[Raw records]
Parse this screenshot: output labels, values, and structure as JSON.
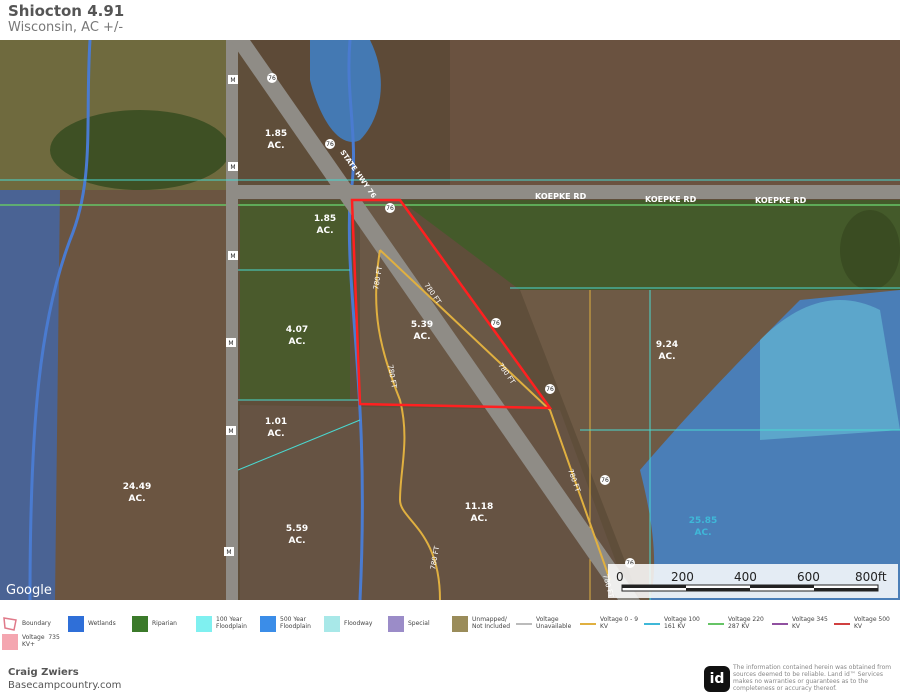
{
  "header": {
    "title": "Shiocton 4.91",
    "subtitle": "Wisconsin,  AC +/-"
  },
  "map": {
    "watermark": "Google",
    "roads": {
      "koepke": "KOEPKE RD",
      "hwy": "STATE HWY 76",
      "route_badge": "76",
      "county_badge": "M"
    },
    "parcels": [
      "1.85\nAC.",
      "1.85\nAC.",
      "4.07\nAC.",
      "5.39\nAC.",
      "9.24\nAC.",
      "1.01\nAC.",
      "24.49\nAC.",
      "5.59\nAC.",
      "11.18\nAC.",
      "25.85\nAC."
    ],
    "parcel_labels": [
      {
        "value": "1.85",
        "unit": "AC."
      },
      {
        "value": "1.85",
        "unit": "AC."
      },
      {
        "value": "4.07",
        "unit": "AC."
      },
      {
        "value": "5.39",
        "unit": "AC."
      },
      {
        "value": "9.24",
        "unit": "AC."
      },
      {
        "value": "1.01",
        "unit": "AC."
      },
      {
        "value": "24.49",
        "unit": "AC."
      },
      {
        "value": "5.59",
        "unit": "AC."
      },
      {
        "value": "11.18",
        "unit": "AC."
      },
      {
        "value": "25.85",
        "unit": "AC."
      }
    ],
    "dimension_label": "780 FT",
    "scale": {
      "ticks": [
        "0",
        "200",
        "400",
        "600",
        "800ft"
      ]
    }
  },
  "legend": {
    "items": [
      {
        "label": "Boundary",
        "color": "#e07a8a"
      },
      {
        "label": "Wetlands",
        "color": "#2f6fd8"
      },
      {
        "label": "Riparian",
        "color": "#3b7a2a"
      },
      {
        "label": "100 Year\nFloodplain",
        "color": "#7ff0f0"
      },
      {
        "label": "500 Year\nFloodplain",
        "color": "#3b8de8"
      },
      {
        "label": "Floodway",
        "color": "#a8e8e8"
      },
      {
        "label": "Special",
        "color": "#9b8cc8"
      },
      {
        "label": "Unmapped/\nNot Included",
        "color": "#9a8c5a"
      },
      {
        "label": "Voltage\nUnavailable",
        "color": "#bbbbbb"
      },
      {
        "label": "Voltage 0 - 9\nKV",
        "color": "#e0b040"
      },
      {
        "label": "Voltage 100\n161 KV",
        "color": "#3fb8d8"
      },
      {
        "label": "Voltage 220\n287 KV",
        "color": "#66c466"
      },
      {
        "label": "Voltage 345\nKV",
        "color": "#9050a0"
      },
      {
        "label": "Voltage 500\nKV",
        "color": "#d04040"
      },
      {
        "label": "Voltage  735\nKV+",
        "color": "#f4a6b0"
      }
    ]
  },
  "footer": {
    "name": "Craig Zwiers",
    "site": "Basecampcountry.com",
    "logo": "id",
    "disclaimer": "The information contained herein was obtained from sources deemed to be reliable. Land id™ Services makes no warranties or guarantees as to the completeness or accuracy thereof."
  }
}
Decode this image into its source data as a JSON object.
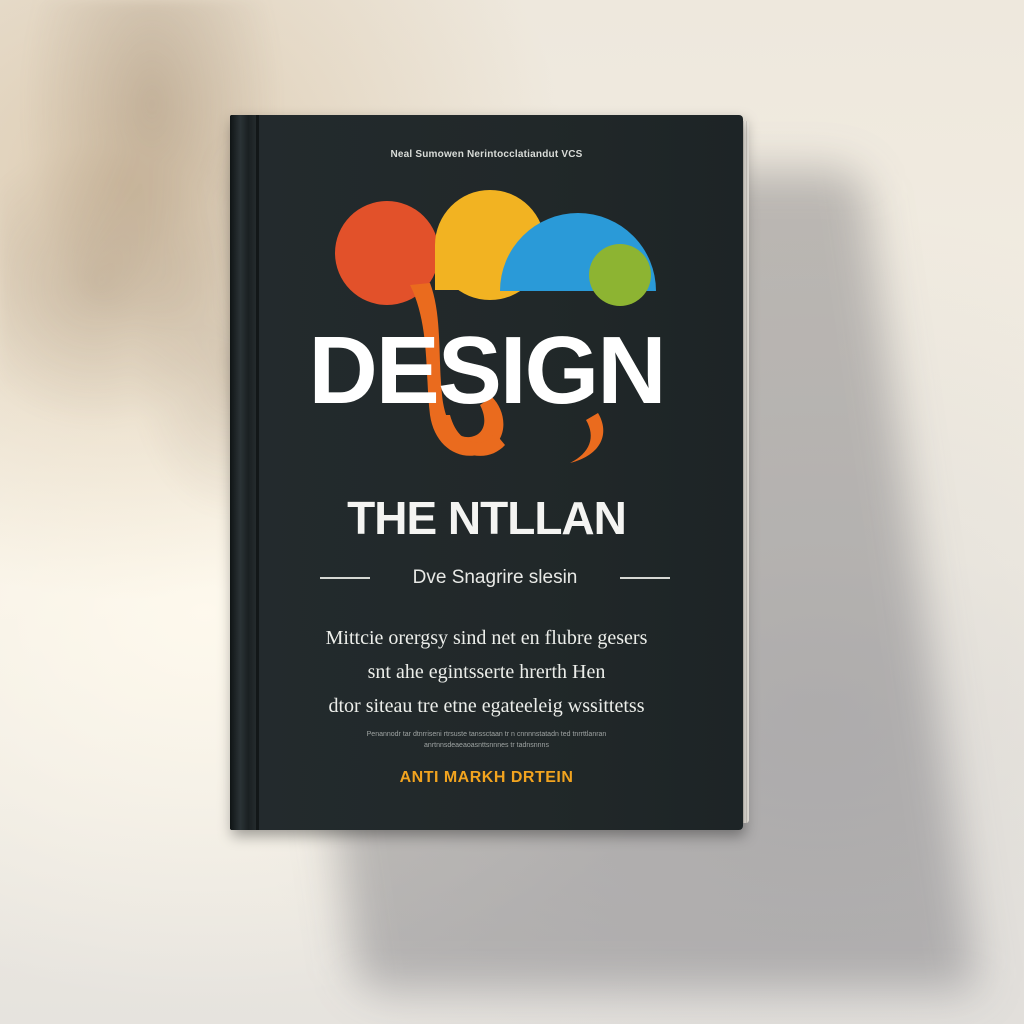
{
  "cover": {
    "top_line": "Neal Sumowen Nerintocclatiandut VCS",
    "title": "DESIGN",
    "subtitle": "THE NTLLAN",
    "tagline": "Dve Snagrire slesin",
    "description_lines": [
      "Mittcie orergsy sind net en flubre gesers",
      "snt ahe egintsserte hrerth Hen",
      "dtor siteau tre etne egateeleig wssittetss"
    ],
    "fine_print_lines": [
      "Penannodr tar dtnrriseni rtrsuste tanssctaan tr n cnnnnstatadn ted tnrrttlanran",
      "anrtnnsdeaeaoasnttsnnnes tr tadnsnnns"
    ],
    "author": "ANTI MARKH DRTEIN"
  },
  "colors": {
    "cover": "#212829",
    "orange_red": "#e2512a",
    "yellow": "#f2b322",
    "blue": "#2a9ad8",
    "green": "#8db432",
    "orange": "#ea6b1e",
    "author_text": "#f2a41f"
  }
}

▸ **What you are asked to do**: Examine the records and pull out every line where the string "nFloodplain" occurs.

▸ **Solution for this task**:
        "label": "100 Year\nFloodplain",
        "label": "500 Year\nFloodplain",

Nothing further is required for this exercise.